- [AIM OF THE EXERCISE]: Output the full listing below exactly as it reads, and skip anything that is a picture.

--- START DATA PROVIDED ---

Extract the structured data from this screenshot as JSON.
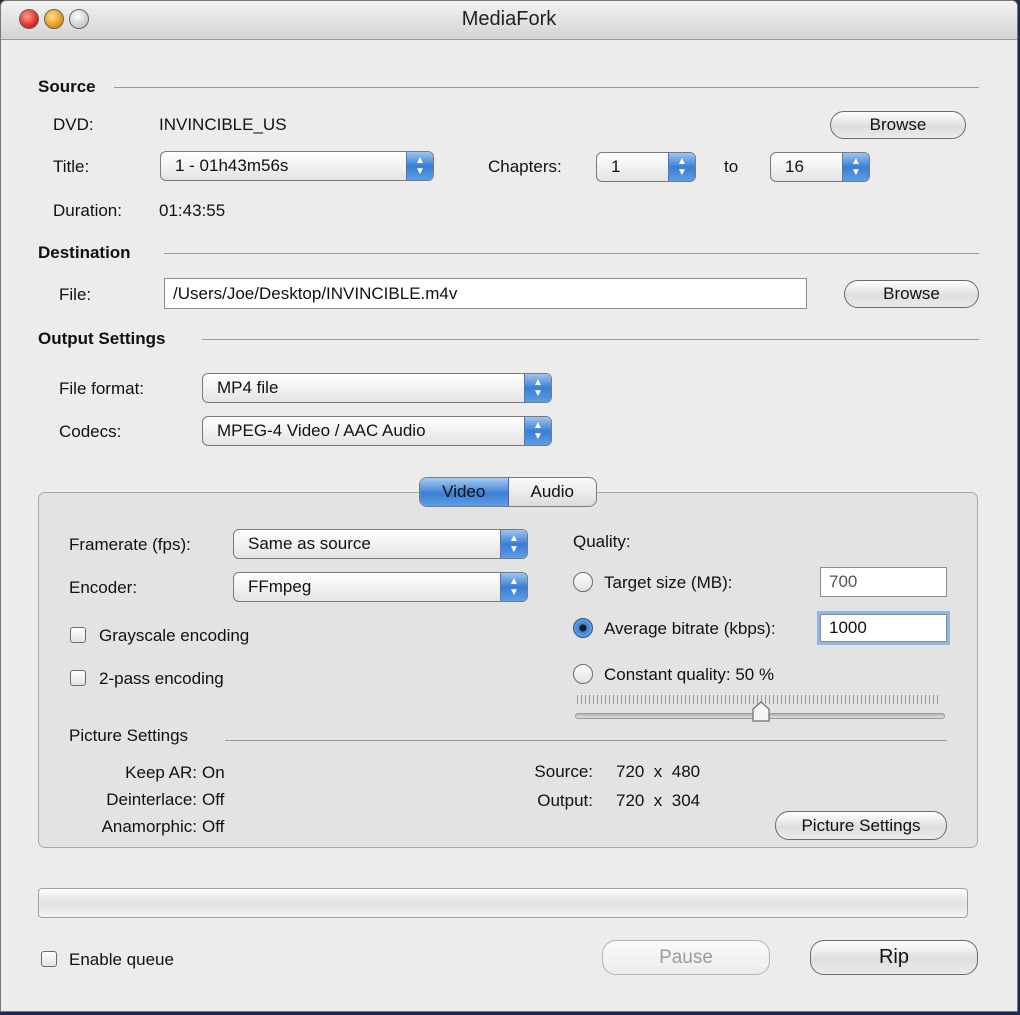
{
  "window": {
    "title": "MediaFork"
  },
  "source": {
    "heading": "Source",
    "dvd_label": "DVD:",
    "dvd_value": "INVINCIBLE_US",
    "browse_label": "Browse",
    "title_label": "Title:",
    "title_value": "1 - 01h43m56s",
    "chapters_label": "Chapters:",
    "chapter_from": "1",
    "to_label": "to",
    "chapter_to": "16",
    "duration_label": "Duration:",
    "duration_value": "01:43:55"
  },
  "destination": {
    "heading": "Destination",
    "file_label": "File:",
    "file_value": "/Users/Joe/Desktop/INVINCIBLE.m4v",
    "browse_label": "Browse"
  },
  "output": {
    "heading": "Output Settings",
    "format_label": "File format:",
    "format_value": "MP4 file",
    "codecs_label": "Codecs:",
    "codecs_value": "MPEG-4 Video / AAC Audio"
  },
  "tabs": {
    "video": "Video",
    "audio": "Audio",
    "selected": "Video"
  },
  "video": {
    "framerate_label": "Framerate (fps):",
    "framerate_value": "Same as source",
    "encoder_label": "Encoder:",
    "encoder_value": "FFmpeg",
    "grayscale_label": "Grayscale encoding",
    "grayscale_checked": false,
    "twopass_label": "2-pass encoding",
    "twopass_checked": false
  },
  "quality": {
    "label": "Quality:",
    "target_label": "Target size (MB):",
    "target_value": "700",
    "bitrate_label": "Average bitrate (kbps):",
    "bitrate_value": "1000",
    "constant_label": "Constant quality: 50 %",
    "selected": "bitrate",
    "slider_percent": 50
  },
  "picture": {
    "heading": "Picture Settings",
    "keep_ar_label": "Keep AR:",
    "keep_ar_value": "On",
    "deinterlace_label": "Deinterlace:",
    "deinterlace_value": "Off",
    "anamorphic_label": "Anamorphic:",
    "anamorphic_value": "Off",
    "source_label": "Source:",
    "source_value": "720  x  480",
    "output_label": "Output:",
    "output_value": "720  x  304",
    "button_label": "Picture Settings"
  },
  "footer": {
    "queue_label": "Enable queue",
    "queue_checked": false,
    "pause_label": "Pause",
    "rip_label": "Rip"
  },
  "icons": {
    "popup": "up-down-arrows-icon"
  },
  "colors": {
    "accent": "#3b7fd4",
    "window": "#ececec"
  }
}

--- END DATA PROVIDED ---

- [WRITTEN SOLUTION]:
Extract the structured data from this screenshot as JSON.
{
  "window": {
    "title": "MediaFork"
  },
  "source": {
    "heading": "Source",
    "dvd_label": "DVD:",
    "dvd_value": "INVINCIBLE_US",
    "browse_label": "Browse",
    "title_label": "Title:",
    "title_value": "1 - 01h43m56s",
    "chapters_label": "Chapters:",
    "chapter_from": "1",
    "to_label": "to",
    "chapter_to": "16",
    "duration_label": "Duration:",
    "duration_value": "01:43:55"
  },
  "destination": {
    "heading": "Destination",
    "file_label": "File:",
    "file_value": "/Users/Joe/Desktop/INVINCIBLE.m4v",
    "browse_label": "Browse"
  },
  "output": {
    "heading": "Output Settings",
    "format_label": "File format:",
    "format_value": "MP4 file",
    "codecs_label": "Codecs:",
    "codecs_value": "MPEG-4 Video / AAC Audio"
  },
  "tabs": {
    "video": "Video",
    "audio": "Audio",
    "selected": "Video"
  },
  "video": {
    "framerate_label": "Framerate (fps):",
    "framerate_value": "Same as source",
    "encoder_label": "Encoder:",
    "encoder_value": "FFmpeg",
    "grayscale_label": "Grayscale encoding",
    "grayscale_checked": false,
    "twopass_label": "2-pass encoding",
    "twopass_checked": false
  },
  "quality": {
    "label": "Quality:",
    "target_label": "Target size (MB):",
    "target_value": "700",
    "bitrate_label": "Average bitrate (kbps):",
    "bitrate_value": "1000",
    "constant_label": "Constant quality: 50 %",
    "selected": "bitrate",
    "slider_percent": 50
  },
  "picture": {
    "heading": "Picture Settings",
    "keep_ar_label": "Keep AR:",
    "keep_ar_value": "On",
    "deinterlace_label": "Deinterlace:",
    "deinterlace_value": "Off",
    "anamorphic_label": "Anamorphic:",
    "anamorphic_value": "Off",
    "source_label": "Source:",
    "source_value": "720  x  480",
    "output_label": "Output:",
    "output_value": "720  x  304",
    "button_label": "Picture Settings"
  },
  "footer": {
    "queue_label": "Enable queue",
    "queue_checked": false,
    "pause_label": "Pause",
    "rip_label": "Rip"
  },
  "icons": {
    "popup": "up-down-arrows-icon"
  },
  "colors": {
    "accent": "#3b7fd4",
    "window": "#ececec"
  }
}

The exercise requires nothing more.